* start SUPPLIED ENTRIES *

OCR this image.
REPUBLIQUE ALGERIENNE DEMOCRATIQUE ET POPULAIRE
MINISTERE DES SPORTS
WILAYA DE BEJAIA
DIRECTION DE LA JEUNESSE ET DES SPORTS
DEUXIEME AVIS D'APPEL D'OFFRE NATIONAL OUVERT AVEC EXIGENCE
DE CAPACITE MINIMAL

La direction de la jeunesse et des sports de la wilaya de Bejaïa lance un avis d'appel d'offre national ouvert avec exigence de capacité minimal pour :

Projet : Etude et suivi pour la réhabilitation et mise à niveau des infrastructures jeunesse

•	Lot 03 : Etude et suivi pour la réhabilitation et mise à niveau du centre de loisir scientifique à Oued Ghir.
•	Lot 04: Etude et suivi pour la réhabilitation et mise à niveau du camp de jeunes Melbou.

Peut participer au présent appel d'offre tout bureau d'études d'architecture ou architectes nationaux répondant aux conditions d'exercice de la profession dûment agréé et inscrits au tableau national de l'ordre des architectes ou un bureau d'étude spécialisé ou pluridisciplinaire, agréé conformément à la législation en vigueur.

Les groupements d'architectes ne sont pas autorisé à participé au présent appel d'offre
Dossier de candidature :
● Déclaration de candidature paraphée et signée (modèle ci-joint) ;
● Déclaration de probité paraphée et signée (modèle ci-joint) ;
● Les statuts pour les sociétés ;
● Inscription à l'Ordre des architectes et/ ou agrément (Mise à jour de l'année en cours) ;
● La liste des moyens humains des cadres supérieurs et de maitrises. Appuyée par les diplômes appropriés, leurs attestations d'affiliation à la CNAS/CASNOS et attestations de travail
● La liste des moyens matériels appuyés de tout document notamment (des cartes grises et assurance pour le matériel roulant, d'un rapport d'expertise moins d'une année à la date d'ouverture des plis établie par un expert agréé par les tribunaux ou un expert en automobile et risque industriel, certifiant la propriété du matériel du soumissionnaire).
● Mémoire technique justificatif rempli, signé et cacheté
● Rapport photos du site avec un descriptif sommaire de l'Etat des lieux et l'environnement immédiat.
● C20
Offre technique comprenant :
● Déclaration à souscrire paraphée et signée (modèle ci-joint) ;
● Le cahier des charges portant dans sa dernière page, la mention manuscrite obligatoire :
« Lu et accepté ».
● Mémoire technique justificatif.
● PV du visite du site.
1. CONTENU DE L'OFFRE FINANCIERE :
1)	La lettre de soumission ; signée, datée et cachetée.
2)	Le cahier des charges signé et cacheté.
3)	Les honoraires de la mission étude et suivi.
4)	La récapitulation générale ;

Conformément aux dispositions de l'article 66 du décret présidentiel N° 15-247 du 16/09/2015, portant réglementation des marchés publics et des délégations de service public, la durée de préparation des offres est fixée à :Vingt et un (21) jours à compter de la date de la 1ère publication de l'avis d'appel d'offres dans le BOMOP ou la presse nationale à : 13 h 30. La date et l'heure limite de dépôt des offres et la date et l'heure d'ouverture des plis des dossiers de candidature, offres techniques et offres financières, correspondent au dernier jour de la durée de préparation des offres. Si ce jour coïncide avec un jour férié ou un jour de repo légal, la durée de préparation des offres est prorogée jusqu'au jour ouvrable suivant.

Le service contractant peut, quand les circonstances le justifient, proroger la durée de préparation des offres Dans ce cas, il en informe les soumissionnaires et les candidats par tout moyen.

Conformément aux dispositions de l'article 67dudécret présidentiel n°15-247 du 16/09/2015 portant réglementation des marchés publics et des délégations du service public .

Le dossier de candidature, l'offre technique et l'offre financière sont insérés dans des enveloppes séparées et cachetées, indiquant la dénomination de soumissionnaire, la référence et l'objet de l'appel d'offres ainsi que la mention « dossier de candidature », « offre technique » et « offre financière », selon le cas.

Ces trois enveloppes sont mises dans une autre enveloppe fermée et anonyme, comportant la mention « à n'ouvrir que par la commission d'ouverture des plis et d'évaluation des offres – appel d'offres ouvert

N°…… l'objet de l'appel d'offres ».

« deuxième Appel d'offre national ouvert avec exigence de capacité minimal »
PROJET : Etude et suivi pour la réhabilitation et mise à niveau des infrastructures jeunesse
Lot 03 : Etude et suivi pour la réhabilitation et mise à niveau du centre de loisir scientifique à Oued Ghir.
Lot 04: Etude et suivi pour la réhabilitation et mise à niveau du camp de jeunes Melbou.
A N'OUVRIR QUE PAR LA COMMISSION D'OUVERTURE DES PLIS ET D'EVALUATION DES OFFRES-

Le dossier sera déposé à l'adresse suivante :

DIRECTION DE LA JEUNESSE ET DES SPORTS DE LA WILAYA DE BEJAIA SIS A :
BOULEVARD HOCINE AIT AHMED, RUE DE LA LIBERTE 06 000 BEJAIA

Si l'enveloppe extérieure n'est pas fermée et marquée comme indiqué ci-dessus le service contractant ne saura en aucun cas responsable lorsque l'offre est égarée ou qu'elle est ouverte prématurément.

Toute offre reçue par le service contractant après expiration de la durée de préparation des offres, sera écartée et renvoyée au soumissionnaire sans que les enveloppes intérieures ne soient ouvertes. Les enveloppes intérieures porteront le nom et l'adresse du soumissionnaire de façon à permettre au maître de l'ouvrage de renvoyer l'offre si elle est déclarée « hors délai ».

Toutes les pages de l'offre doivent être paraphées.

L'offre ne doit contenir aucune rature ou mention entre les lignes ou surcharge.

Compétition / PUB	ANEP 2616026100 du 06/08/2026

* end SUPPLIED ENTRIES *

■ GIVEN EXERCISE ■
Output all of the data again, exactly.

■ PROBLEM SOLUTION ■
OCR this image.
REPUBLIQUE ALGERIENNE DEMOCRATIQUE ET POPULAIRE
MINISTERE DES SPORTS
WILAYA DE BEJAIA
DIRECTION DE LA JEUNESSE ET DES SPORTS
DEUXIEME AVIS D'APPEL D'OFFRE NATIONAL OUVERT AVEC EXIGENCE
DE CAPACITE MINIMAL

La direction de la jeunesse et des sports de la wilaya de Bejaïa lance un avis d'appel d'offre national ouvert avec exigence de capacité minimal pour :

Projet : Etude et suivi pour la réhabilitation et mise à niveau des infrastructures jeunesse

•	Lot 03 : Etude et suivi pour la réhabilitation et mise à niveau du centre de loisir scientifique à Oued Ghir.
•	Lot 04: Etude et suivi pour la réhabilitation et mise à niveau du camp de jeunes Melbou.

Peut participer au présent appel d'offre tout bureau d'études d'architecture ou architectes nationaux répondant aux conditions d'exercice de la profession dûment agréé et inscrits au tableau national de l'ordre des architectes ou un bureau d'étude spécialisé ou pluridisciplinaire, agréé conformément à la législation en vigueur.

Les groupements d'architectes ne sont pas autorisé à participé au présent appel d'offre
Dossier de candidature :
● Déclaration de candidature paraphée et signée (modèle ci-joint) ;
● Déclaration de probité paraphée et signée (modèle ci-joint) ;
● Les statuts pour les sociétés ;
● Inscription à l'Ordre des architectes et/ ou agrément (Mise à jour de l'année en cours) ;
● La liste des moyens humains des cadres supérieurs et de maitrises. Appuyée par les diplômes appropriés, leurs attestations d'affiliation à la CNAS/CASNOS et attestations de travail
● La liste des moyens matériels appuyés de tout document notamment (des cartes grises et assurance pour le matériel roulant, d'un rapport d'expertise moins d'une année à la date d'ouverture des plis établie par un expert agréé par les tribunaux ou un expert en automobile et risque industriel, certifiant la propriété du matériel du soumissionnaire).
● Mémoire technique justificatif rempli, signé et cacheté
● Rapport photos du site avec un descriptif sommaire de l'Etat des lieux et l'environnement immédiat.
● C20
Offre technique comprenant :
● Déclaration à souscrire paraphée et signée (modèle ci-joint) ;
● Le cahier des charges portant dans sa dernière page, la mention manuscrite obligatoire :
« Lu et accepté ».
● Mémoire technique justificatif.
● PV du visite du site.
1. CONTENU DE L'OFFRE FINANCIERE :
1)	La lettre de soumission ; signée, datée et cachetée.
2)	Le cahier des charges signé et cacheté.
3)	Les honoraires de la mission étude et suivi.
4)	La récapitulation générale ;

Conformément aux dispositions de l'article 66 du décret présidentiel N° 15-247 du 16/09/2015, portant réglementation des marchés publics et des délégations de service public, la durée de préparation des offres est fixée à :Vingt et un (21) jours à compter de la date de la 1ère publication de l'avis d'appel d'offres dans le BOMOP ou la presse nationale à : 13 h 30. La date et l'heure limite de dépôt des offres et la date et l'heure d'ouverture des plis des dossiers de candidature, offres techniques et offres financières, correspondent au dernier jour de la durée de préparation des offres. Si ce jour coïncide avec un jour férié ou un jour de repo légal, la durée de préparation des offres est prorogée jusqu'au jour ouvrable suivant.

Le service contractant peut, quand les circonstances le justifient, proroger la durée de préparation des offres Dans ce cas, il en informe les soumissionnaires et les candidats par tout moyen.

Conformément aux dispositions de l'article 67dudécret présidentiel n°15-247 du 16/09/2015 portant réglementation des marchés publics et des délégations du service public .

Le dossier de candidature, l'offre technique et l'offre financière sont insérés dans des enveloppes séparées et cachetées, indiquant la dénomination de soumissionnaire, la référence et l'objet de l'appel d'offres ainsi que la mention « dossier de candidature », « offre technique » et « offre financière », selon le cas.

Ces trois enveloppes sont mises dans une autre enveloppe fermée et anonyme, comportant la mention « à n'ouvrir que par la commission d'ouverture des plis et d'évaluation des offres – appel d'offres ouvert

N°…… l'objet de l'appel d'offres ».

« deuxième Appel d'offre national ouvert avec exigence de capacité minimal »
PROJET : Etude et suivi pour la réhabilitation et mise à niveau des infrastructures jeunesse
Lot 03 : Etude et suivi pour la réhabilitation et mise à niveau du centre de loisir scientifique à Oued Ghir.
Lot 04: Etude et suivi pour la réhabilitation et mise à niveau du camp de jeunes Melbou.
A N'OUVRIR QUE PAR LA COMMISSION D'OUVERTURE DES PLIS ET D'EVALUATION DES OFFRES-

Le dossier sera déposé à l'adresse suivante :

DIRECTION DE LA JEUNESSE ET DES SPORTS DE LA WILAYA DE BEJAIA SIS A :
BOULEVARD HOCINE AIT AHMED, RUE DE LA LIBERTE 06 000 BEJAIA

Si l'enveloppe extérieure n'est pas fermée et marquée comme indiqué ci-dessus le service contractant ne saura en aucun cas responsable lorsque l'offre est égarée ou qu'elle est ouverte prématurément.

Toute offre reçue par le service contractant après expiration de la durée de préparation des offres, sera écartée et renvoyée au soumissionnaire sans que les enveloppes intérieures ne soient ouvertes. Les enveloppes intérieures porteront le nom et l'adresse du soumissionnaire de façon à permettre au maître de l'ouvrage de renvoyer l'offre si elle est déclarée « hors délai ».

Toutes les pages de l'offre doivent être paraphées.

L'offre ne doit contenir aucune rature ou mention entre les lignes ou surcharge.

Compétition / PUB	ANEP 2616026100 du 06/08/2026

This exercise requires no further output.